— begin —
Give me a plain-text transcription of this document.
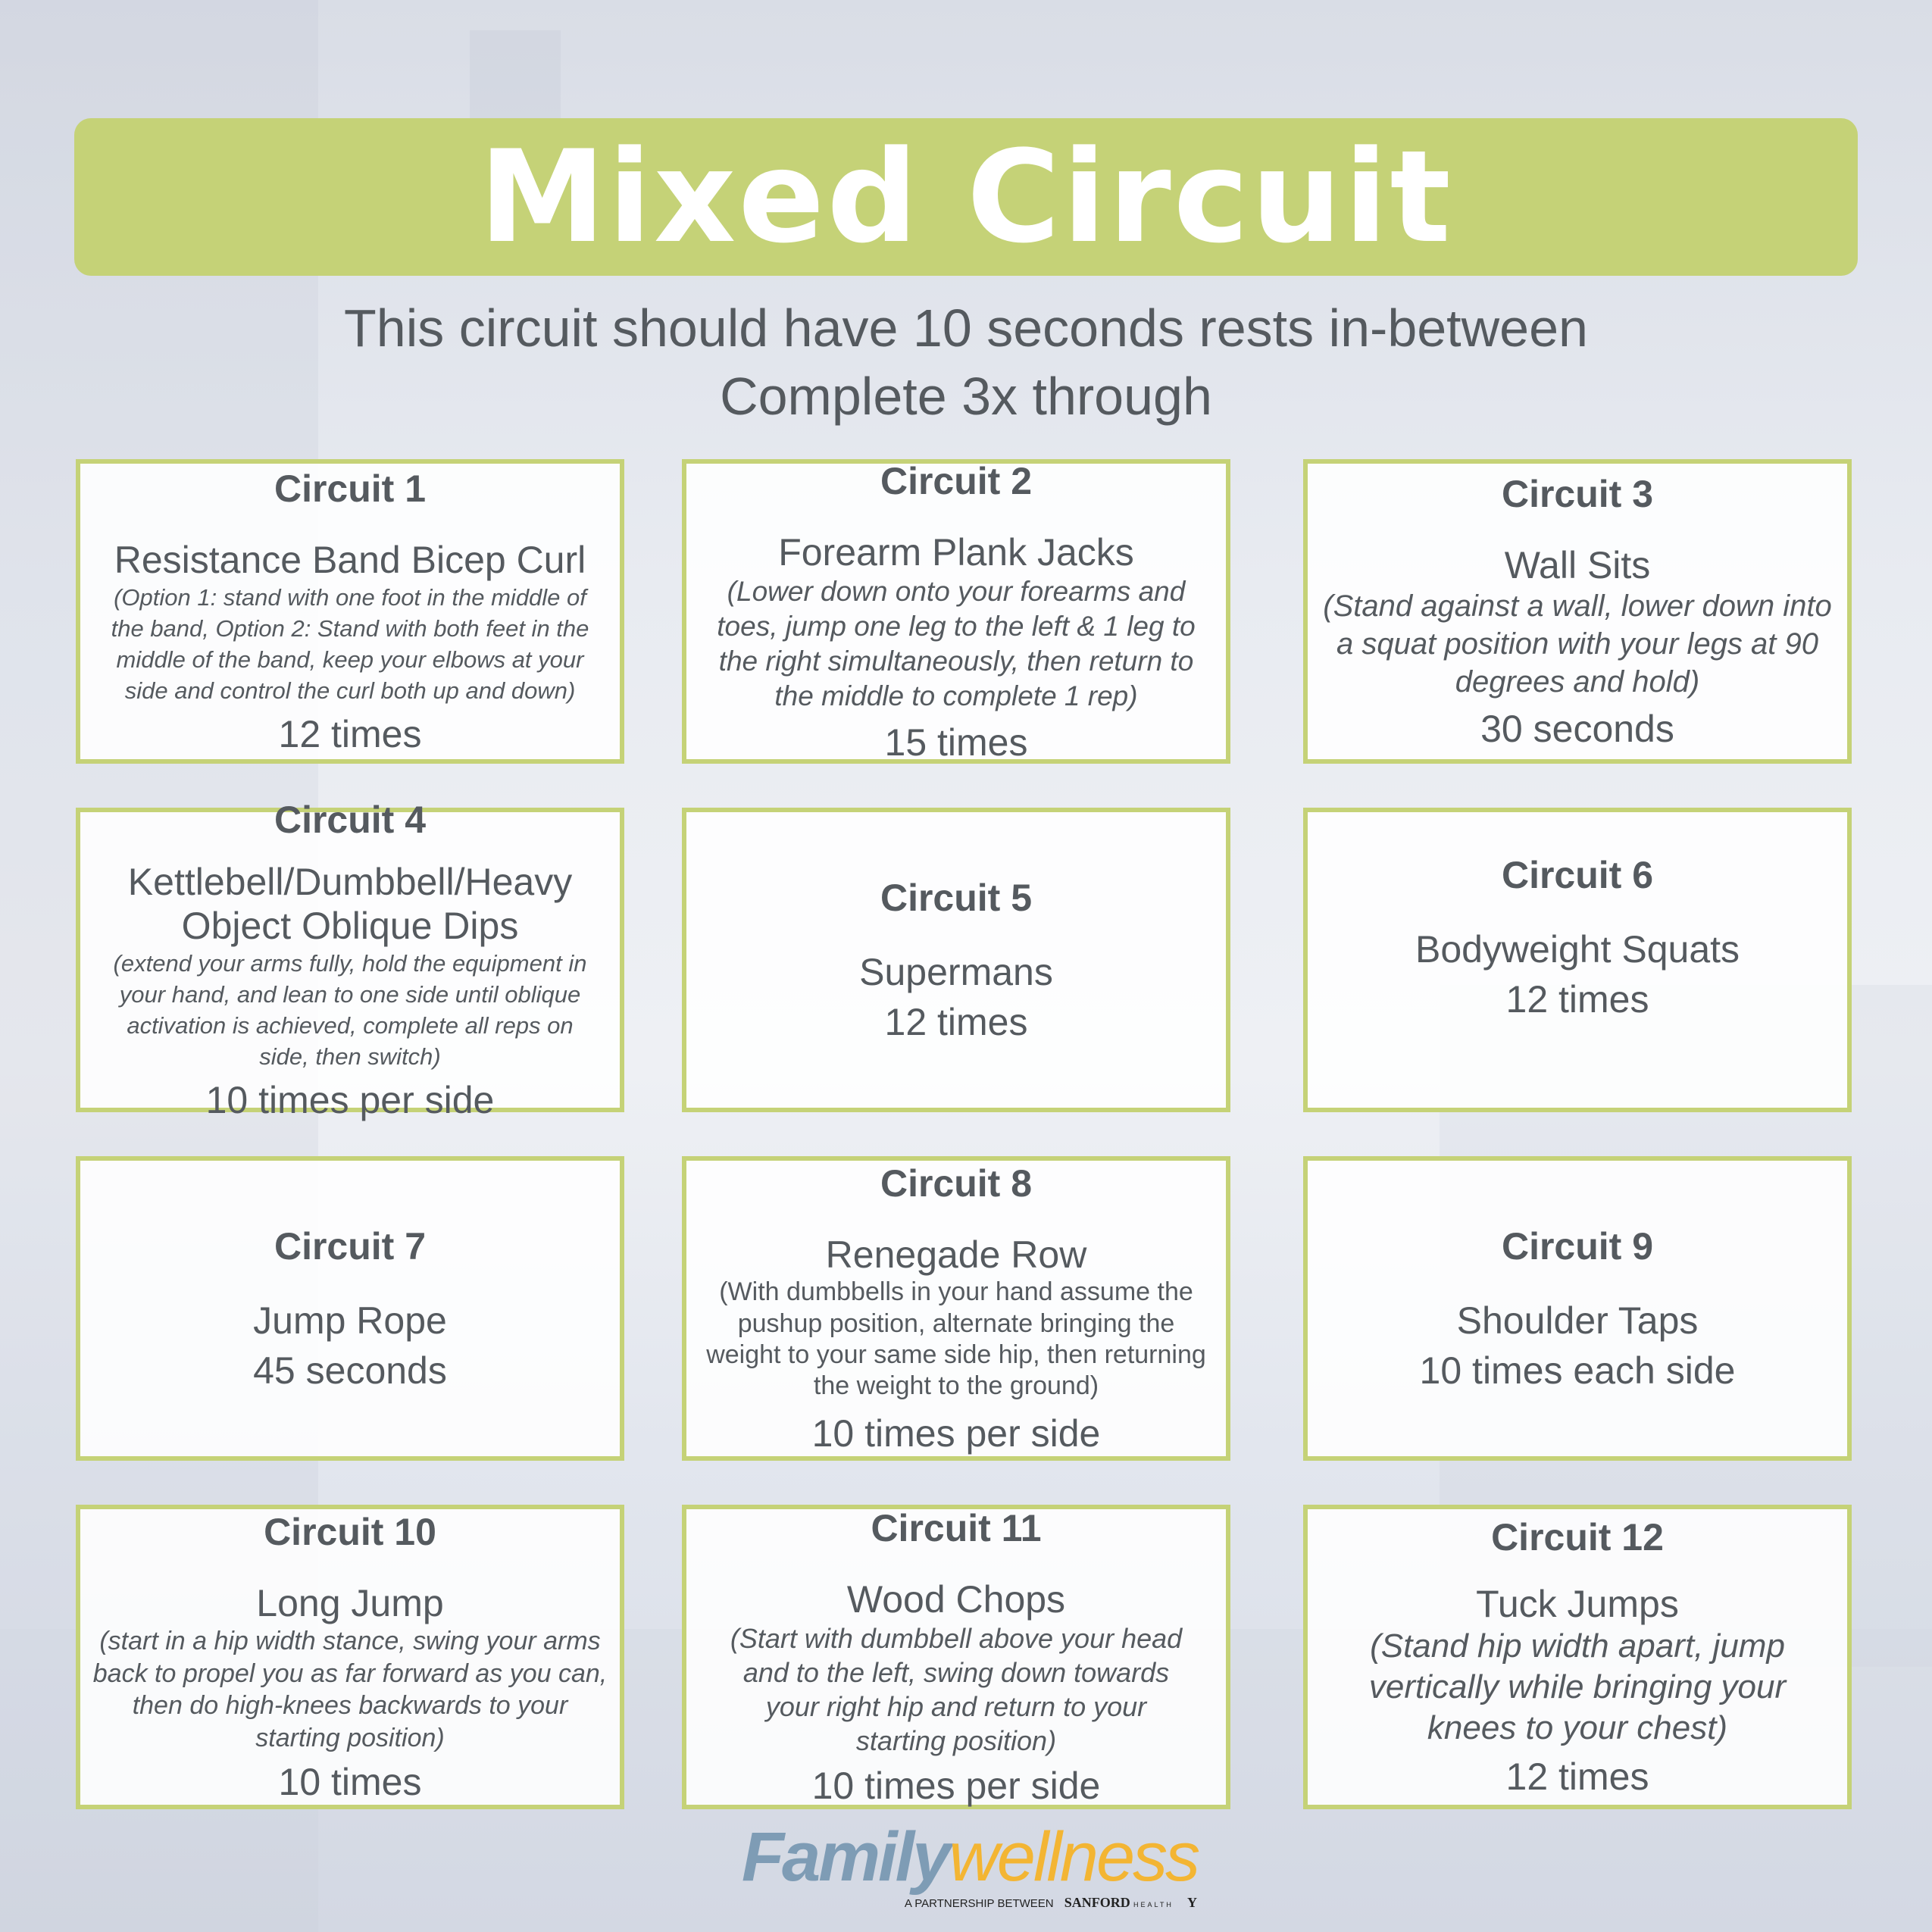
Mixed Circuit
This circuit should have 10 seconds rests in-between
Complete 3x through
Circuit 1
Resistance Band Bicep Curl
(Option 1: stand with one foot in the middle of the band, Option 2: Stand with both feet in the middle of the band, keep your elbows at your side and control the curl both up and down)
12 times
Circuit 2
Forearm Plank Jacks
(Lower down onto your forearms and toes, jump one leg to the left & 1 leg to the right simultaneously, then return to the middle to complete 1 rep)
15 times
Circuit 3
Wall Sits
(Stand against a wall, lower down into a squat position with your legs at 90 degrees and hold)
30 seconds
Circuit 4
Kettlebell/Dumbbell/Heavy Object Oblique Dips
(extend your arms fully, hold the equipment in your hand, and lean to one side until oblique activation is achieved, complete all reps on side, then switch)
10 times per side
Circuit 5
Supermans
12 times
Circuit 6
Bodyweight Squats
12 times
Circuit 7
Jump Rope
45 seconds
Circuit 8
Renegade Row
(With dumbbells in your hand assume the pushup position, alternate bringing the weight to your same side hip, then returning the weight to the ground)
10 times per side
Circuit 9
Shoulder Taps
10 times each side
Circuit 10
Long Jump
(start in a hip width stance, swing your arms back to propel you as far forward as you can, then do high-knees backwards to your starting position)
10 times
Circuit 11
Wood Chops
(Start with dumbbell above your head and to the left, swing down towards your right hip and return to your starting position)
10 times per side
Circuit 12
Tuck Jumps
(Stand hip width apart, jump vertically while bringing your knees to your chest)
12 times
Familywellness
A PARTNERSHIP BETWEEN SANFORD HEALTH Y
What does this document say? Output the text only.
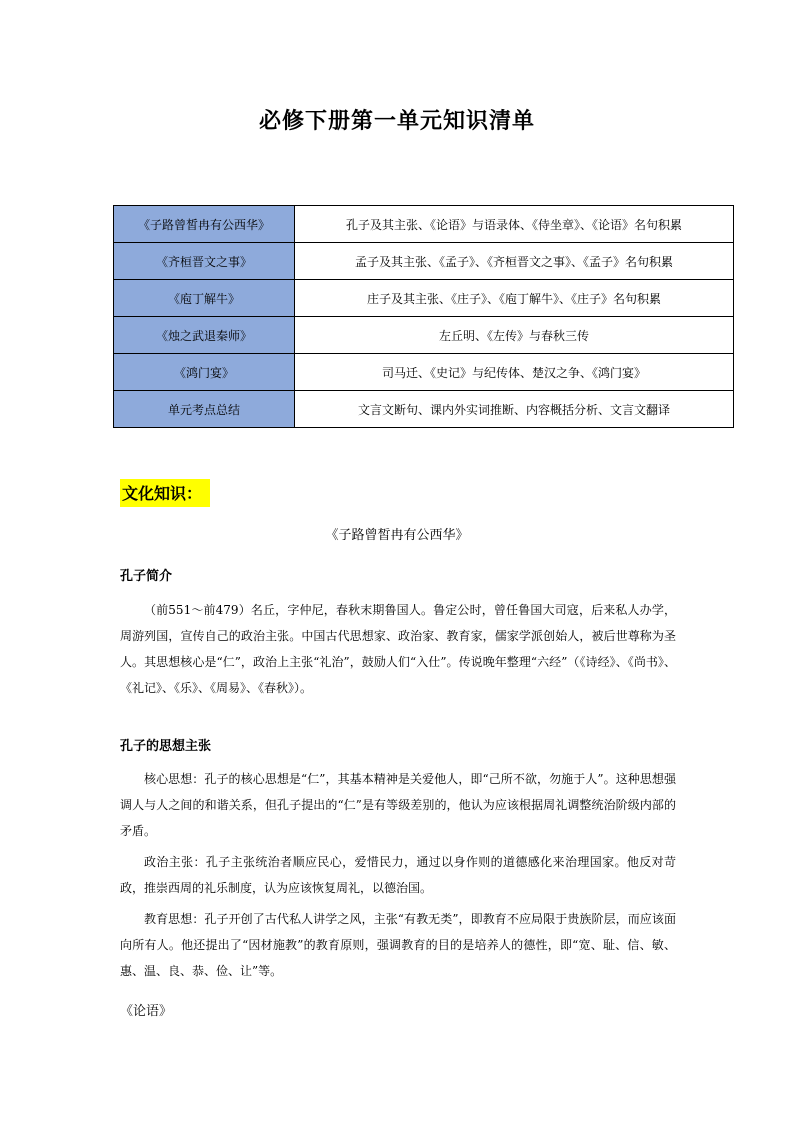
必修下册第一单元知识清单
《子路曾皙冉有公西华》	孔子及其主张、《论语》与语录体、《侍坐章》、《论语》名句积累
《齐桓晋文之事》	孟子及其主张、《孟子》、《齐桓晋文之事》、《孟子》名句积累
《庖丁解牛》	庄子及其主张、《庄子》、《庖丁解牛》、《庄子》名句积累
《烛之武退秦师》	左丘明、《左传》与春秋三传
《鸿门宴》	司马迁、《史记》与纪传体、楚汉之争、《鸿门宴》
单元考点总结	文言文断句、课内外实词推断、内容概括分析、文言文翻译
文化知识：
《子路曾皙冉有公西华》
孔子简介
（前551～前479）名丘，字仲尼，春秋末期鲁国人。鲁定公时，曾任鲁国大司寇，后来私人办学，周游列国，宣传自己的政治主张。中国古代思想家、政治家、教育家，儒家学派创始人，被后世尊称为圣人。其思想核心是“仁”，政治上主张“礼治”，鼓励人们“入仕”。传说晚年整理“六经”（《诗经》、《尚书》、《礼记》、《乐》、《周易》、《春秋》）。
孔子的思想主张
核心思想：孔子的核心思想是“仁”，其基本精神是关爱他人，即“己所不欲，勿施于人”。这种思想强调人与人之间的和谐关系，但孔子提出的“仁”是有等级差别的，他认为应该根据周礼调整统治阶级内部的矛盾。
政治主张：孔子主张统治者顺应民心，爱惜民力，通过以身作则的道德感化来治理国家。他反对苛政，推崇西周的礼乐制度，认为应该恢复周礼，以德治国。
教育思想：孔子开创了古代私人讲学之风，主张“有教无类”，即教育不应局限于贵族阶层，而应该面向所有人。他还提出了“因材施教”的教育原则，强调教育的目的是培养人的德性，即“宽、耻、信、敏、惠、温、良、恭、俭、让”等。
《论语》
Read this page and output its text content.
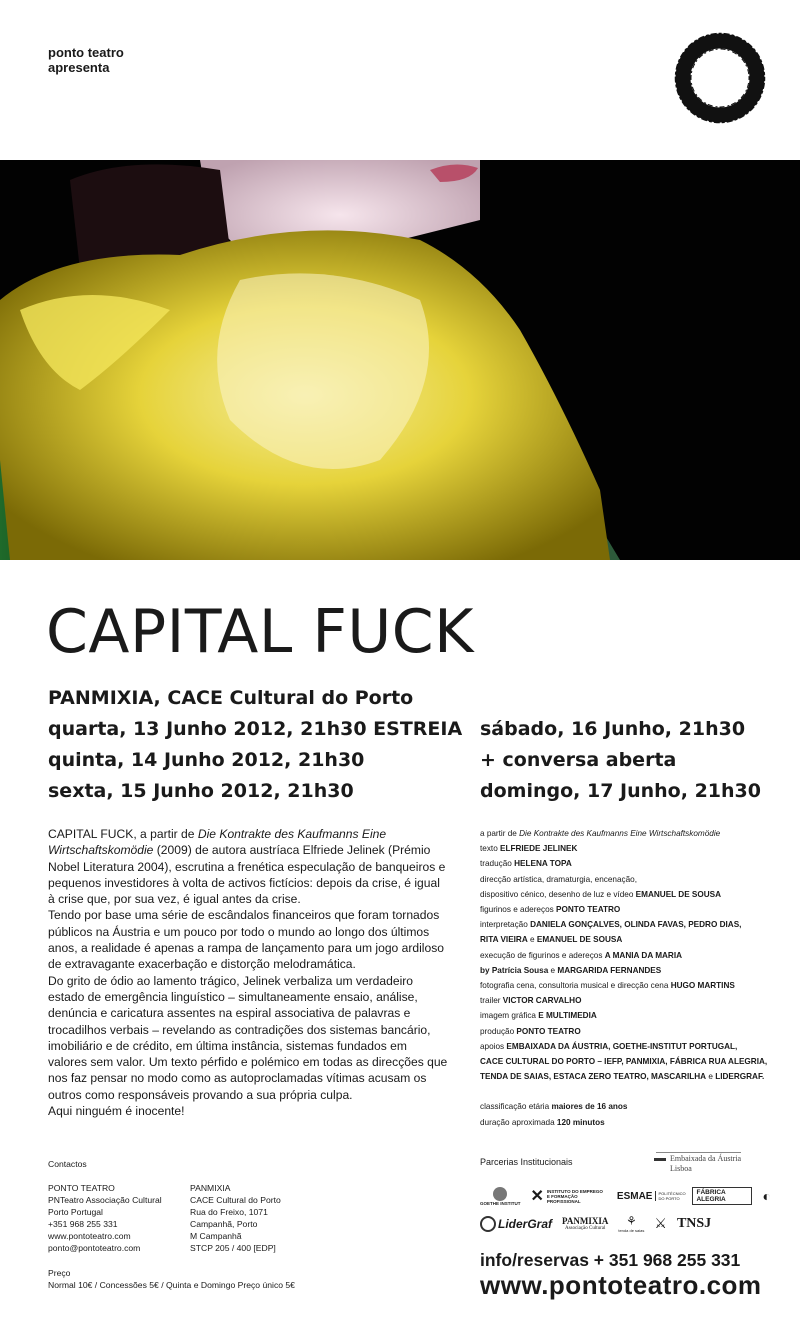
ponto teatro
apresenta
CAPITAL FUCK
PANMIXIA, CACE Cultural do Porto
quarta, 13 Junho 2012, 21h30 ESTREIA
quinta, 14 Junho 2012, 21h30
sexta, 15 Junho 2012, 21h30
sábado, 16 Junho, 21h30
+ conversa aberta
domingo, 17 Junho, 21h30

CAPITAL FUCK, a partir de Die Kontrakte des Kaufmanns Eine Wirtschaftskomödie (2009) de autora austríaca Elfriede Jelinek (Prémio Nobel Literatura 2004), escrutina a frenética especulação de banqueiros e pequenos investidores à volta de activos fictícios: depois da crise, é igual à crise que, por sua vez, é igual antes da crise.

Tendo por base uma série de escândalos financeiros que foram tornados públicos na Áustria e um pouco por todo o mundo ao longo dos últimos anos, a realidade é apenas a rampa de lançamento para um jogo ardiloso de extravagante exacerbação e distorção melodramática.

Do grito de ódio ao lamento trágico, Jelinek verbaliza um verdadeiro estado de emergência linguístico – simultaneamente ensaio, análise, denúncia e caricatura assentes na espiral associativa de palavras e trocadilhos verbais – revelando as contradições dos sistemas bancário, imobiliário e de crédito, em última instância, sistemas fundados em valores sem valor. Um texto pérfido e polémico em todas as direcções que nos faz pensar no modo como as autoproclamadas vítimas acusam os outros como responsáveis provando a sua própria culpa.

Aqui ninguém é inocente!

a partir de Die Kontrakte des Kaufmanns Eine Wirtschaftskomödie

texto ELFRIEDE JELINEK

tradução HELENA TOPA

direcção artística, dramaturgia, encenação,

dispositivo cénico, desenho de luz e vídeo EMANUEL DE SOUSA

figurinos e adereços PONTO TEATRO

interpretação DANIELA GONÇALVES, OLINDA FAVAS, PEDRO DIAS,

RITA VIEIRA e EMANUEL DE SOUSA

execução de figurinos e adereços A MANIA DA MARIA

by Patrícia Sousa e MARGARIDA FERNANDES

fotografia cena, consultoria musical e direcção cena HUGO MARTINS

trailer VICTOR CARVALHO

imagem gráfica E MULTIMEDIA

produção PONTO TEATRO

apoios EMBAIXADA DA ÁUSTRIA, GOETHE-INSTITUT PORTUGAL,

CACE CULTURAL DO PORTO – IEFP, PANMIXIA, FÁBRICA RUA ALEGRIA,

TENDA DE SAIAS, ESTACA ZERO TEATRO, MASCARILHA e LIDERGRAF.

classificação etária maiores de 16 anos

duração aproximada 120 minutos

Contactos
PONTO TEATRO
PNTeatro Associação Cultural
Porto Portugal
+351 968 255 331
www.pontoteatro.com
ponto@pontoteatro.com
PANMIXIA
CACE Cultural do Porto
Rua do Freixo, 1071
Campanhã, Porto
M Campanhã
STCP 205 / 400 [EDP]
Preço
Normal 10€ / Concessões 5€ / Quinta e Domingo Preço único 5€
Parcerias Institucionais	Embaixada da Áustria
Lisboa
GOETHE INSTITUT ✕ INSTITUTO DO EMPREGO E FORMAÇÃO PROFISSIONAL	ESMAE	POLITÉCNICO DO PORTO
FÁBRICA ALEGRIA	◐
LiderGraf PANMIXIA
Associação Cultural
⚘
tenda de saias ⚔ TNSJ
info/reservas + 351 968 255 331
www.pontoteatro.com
— end —
▶ [EXERCISE BRIEF]: Find the lines containing "Preço" and list every one of them.

▶ [TASK OUTPUT]:
Preço
Normal 10€ / Concessões 5€ / Quinta e Domingo Preço único 5€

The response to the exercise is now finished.